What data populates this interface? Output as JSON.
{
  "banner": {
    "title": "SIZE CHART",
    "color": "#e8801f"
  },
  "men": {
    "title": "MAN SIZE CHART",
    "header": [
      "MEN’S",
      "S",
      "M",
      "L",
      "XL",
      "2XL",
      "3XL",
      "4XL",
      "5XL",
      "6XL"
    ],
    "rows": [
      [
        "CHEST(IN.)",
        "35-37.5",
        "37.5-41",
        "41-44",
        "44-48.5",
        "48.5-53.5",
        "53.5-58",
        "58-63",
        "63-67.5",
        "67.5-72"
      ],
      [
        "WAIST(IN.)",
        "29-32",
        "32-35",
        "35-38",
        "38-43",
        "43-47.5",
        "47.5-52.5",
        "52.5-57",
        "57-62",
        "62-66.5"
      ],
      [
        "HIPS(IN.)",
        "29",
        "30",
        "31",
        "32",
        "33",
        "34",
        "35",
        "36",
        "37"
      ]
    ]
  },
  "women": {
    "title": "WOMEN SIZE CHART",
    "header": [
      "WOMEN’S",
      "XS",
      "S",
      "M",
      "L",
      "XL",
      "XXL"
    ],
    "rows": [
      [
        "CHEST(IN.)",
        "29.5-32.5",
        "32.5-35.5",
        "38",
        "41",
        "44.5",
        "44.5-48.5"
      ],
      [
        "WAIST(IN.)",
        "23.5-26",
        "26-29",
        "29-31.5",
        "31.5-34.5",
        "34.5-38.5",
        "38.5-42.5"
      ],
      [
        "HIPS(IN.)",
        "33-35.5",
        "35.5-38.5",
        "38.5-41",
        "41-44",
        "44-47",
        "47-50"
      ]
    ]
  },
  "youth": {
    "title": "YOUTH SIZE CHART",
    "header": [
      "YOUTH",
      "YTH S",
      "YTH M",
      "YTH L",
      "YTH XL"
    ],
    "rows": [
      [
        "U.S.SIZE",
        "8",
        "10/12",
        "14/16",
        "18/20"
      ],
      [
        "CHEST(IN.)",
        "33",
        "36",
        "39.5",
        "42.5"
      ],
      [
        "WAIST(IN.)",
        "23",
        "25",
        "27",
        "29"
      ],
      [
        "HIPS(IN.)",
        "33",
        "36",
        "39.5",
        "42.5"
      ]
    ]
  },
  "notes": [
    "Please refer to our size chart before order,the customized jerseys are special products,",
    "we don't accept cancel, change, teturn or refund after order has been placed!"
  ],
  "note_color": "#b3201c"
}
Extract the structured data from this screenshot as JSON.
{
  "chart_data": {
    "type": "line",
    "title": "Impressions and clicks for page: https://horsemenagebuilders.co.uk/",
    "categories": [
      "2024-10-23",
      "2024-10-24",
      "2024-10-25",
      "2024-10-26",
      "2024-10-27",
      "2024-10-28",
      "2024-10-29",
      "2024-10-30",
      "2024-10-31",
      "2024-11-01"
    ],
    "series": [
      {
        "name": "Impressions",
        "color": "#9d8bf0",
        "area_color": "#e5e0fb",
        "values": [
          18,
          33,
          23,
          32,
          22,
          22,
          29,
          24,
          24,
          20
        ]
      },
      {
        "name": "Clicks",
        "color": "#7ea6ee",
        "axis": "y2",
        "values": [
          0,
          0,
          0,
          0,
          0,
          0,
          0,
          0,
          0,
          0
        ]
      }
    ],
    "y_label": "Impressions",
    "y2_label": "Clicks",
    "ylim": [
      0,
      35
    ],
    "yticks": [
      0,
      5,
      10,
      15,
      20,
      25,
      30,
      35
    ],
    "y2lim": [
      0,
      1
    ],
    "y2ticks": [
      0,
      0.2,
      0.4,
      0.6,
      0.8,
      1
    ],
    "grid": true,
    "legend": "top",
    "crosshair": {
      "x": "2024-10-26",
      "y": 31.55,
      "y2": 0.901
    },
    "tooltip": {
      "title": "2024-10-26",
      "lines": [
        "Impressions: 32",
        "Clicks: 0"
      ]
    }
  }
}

-*-*-

TASK DETAILS:
Take the entries above and copy them out exactly.

THE OUTPUT:
What data populates this interface? Output as JSON.
{
  "banner": {
    "title": "SIZE CHART",
    "color": "#e8801f"
  },
  "men": {
    "title": "MAN SIZE CHART",
    "header": [
      "MEN’S",
      "S",
      "M",
      "L",
      "XL",
      "2XL",
      "3XL",
      "4XL",
      "5XL",
      "6XL"
    ],
    "rows": [
      [
        "CHEST(IN.)",
        "35-37.5",
        "37.5-41",
        "41-44",
        "44-48.5",
        "48.5-53.5",
        "53.5-58",
        "58-63",
        "63-67.5",
        "67.5-72"
      ],
      [
        "WAIST(IN.)",
        "29-32",
        "32-35",
        "35-38",
        "38-43",
        "43-47.5",
        "47.5-52.5",
        "52.5-57",
        "57-62",
        "62-66.5"
      ],
      [
        "HIPS(IN.)",
        "29",
        "30",
        "31",
        "32",
        "33",
        "34",
        "35",
        "36",
        "37"
      ]
    ]
  },
  "women": {
    "title": "WOMEN SIZE CHART",
    "header": [
      "WOMEN’S",
      "XS",
      "S",
      "M",
      "L",
      "XL",
      "XXL"
    ],
    "rows": [
      [
        "CHEST(IN.)",
        "29.5-32.5",
        "32.5-35.5",
        "38",
        "41",
        "44.5",
        "44.5-48.5"
      ],
      [
        "WAIST(IN.)",
        "23.5-26",
        "26-29",
        "29-31.5",
        "31.5-34.5",
        "34.5-38.5",
        "38.5-42.5"
      ],
      [
        "HIPS(IN.)",
        "33-35.5",
        "35.5-38.5",
        "38.5-41",
        "41-44",
        "44-47",
        "47-50"
      ]
    ]
  },
  "youth": {
    "title": "YOUTH SIZE CHART",
    "header": [
      "YOUTH",
      "YTH S",
      "YTH M",
      "YTH L",
      "YTH XL"
    ],
    "rows": [
      [
        "U.S.SIZE",
        "8",
        "10/12",
        "14/16",
        "18/20"
      ],
      [
        "CHEST(IN.)",
        "33",
        "36",
        "39.5",
        "42.5"
      ],
      [
        "WAIST(IN.)",
        "23",
        "25",
        "27",
        "29"
      ],
      [
        "HIPS(IN.)",
        "33",
        "36",
        "39.5",
        "42.5"
      ]
    ]
  },
  "notes": [
    "Please refer to our size chart before order,the customized jerseys are special products,",
    "we don't accept cancel, change, teturn or refund after order has been placed!"
  ],
  "note_color": "#b3201c"
}
Extract the structured data from this screenshot as JSON.
{
  "chart_data": {
    "type": "line",
    "title": "Impressions and clicks for page: https://horsemenagebuilders.co.uk/",
    "categories": [
      "2024-10-23",
      "2024-10-24",
      "2024-10-25",
      "2024-10-26",
      "2024-10-27",
      "2024-10-28",
      "2024-10-29",
      "2024-10-30",
      "2024-10-31",
      "2024-11-01"
    ],
    "series": [
      {
        "name": "Impressions",
        "color": "#9d8bf0",
        "area_color": "#e5e0fb",
        "values": [
          18,
          33,
          23,
          32,
          22,
          22,
          29,
          24,
          24,
          20
        ]
      },
      {
        "name": "Clicks",
        "color": "#7ea6ee",
        "axis": "y2",
        "values": [
          0,
          0,
          0,
          0,
          0,
          0,
          0,
          0,
          0,
          0
        ]
      }
    ],
    "y_label": "Impressions",
    "y2_label": "Clicks",
    "ylim": [
      0,
      35
    ],
    "yticks": [
      0,
      5,
      10,
      15,
      20,
      25,
      30,
      35
    ],
    "y2lim": [
      0,
      1
    ],
    "y2ticks": [
      0,
      0.2,
      0.4,
      0.6,
      0.8,
      1
    ],
    "grid": true,
    "legend": "top",
    "crosshair": {
      "x": "2024-10-26",
      "y": 31.55,
      "y2": 0.901
    },
    "tooltip": {
      "title": "2024-10-26",
      "lines": [
        "Impressions: 32",
        "Clicks: 0"
      ]
    }
  }
}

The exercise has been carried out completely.